Extracted records
-----

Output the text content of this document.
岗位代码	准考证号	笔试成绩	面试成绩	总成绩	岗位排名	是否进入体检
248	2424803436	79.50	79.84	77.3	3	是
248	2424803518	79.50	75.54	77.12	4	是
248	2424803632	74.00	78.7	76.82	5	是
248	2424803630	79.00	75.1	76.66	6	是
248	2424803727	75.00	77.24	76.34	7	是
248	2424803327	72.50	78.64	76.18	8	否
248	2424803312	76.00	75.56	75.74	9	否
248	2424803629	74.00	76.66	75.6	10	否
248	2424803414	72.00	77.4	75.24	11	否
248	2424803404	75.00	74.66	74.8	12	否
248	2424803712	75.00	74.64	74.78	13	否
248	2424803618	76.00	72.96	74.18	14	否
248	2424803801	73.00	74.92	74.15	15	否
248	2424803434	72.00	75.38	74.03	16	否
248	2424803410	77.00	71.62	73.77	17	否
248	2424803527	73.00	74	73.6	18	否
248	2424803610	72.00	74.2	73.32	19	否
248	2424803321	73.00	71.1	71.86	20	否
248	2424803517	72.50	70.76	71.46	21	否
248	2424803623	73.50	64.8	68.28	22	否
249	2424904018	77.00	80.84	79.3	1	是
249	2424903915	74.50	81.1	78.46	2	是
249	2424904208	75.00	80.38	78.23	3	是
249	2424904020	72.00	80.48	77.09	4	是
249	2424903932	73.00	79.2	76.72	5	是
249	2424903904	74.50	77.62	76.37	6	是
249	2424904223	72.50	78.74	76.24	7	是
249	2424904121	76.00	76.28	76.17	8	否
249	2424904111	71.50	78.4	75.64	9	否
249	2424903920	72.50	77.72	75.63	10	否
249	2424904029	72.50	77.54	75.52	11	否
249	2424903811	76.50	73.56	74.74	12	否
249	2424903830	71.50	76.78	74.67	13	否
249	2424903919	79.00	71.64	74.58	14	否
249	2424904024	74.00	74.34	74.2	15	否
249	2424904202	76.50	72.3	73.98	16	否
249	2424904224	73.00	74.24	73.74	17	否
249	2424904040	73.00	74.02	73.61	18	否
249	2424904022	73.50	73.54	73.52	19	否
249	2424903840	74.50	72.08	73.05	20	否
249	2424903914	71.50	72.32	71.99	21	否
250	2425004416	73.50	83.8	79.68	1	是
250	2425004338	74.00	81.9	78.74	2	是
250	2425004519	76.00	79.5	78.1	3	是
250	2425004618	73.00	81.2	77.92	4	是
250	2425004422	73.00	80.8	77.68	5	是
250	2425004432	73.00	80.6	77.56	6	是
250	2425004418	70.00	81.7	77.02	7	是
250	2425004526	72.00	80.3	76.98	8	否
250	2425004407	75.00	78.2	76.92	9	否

-----

## Directions
Restate the whole listing exactly.

## Correct answer
Output the text content of this document.
岗位代码	准考证号	笔试成绩	面试成绩	总成绩	岗位排名	是否进入体检
248	2424803436	79.50	79.84	77.3	3	是
248	2424803518	79.50	75.54	77.12	4	是
248	2424803632	74.00	78.7	76.82	5	是
248	2424803630	79.00	75.1	76.66	6	是
248	2424803727	75.00	77.24	76.34	7	是
248	2424803327	72.50	78.64	76.18	8	否
248	2424803312	76.00	75.56	75.74	9	否
248	2424803629	74.00	76.66	75.6	10	否
248	2424803414	72.00	77.4	75.24	11	否
248	2424803404	75.00	74.66	74.8	12	否
248	2424803712	75.00	74.64	74.78	13	否
248	2424803618	76.00	72.96	74.18	14	否
248	2424803801	73.00	74.92	74.15	15	否
248	2424803434	72.00	75.38	74.03	16	否
248	2424803410	77.00	71.62	73.77	17	否
248	2424803527	73.00	74	73.6	18	否
248	2424803610	72.00	74.2	73.32	19	否
248	2424803321	73.00	71.1	71.86	20	否
248	2424803517	72.50	70.76	71.46	21	否
248	2424803623	73.50	64.8	68.28	22	否
249	2424904018	77.00	80.84	79.3	1	是
249	2424903915	74.50	81.1	78.46	2	是
249	2424904208	75.00	80.38	78.23	3	是
249	2424904020	72.00	80.48	77.09	4	是
249	2424903932	73.00	79.2	76.72	5	是
249	2424903904	74.50	77.62	76.37	6	是
249	2424904223	72.50	78.74	76.24	7	是
249	2424904121	76.00	76.28	76.17	8	否
249	2424904111	71.50	78.4	75.64	9	否
249	2424903920	72.50	77.72	75.63	10	否
249	2424904029	72.50	77.54	75.52	11	否
249	2424903811	76.50	73.56	74.74	12	否
249	2424903830	71.50	76.78	74.67	13	否
249	2424903919	79.00	71.64	74.58	14	否
249	2424904024	74.00	74.34	74.2	15	否
249	2424904202	76.50	72.3	73.98	16	否
249	2424904224	73.00	74.24	73.74	17	否
249	2424904040	73.00	74.02	73.61	18	否
249	2424904022	73.50	73.54	73.52	19	否
249	2424903840	74.50	72.08	73.05	20	否
249	2424903914	71.50	72.32	71.99	21	否
250	2425004416	73.50	83.8	79.68	1	是
250	2425004338	74.00	81.9	78.74	2	是
250	2425004519	76.00	79.5	78.1	3	是
250	2425004618	73.00	81.2	77.92	4	是
250	2425004422	73.00	80.8	77.68	5	是
250	2425004432	73.00	80.6	77.56	6	是
250	2425004418	70.00	81.7	77.02	7	是
250	2425004526	72.00	80.3	76.98	8	否
250	2425004407	75.00	78.2	76.92	9	否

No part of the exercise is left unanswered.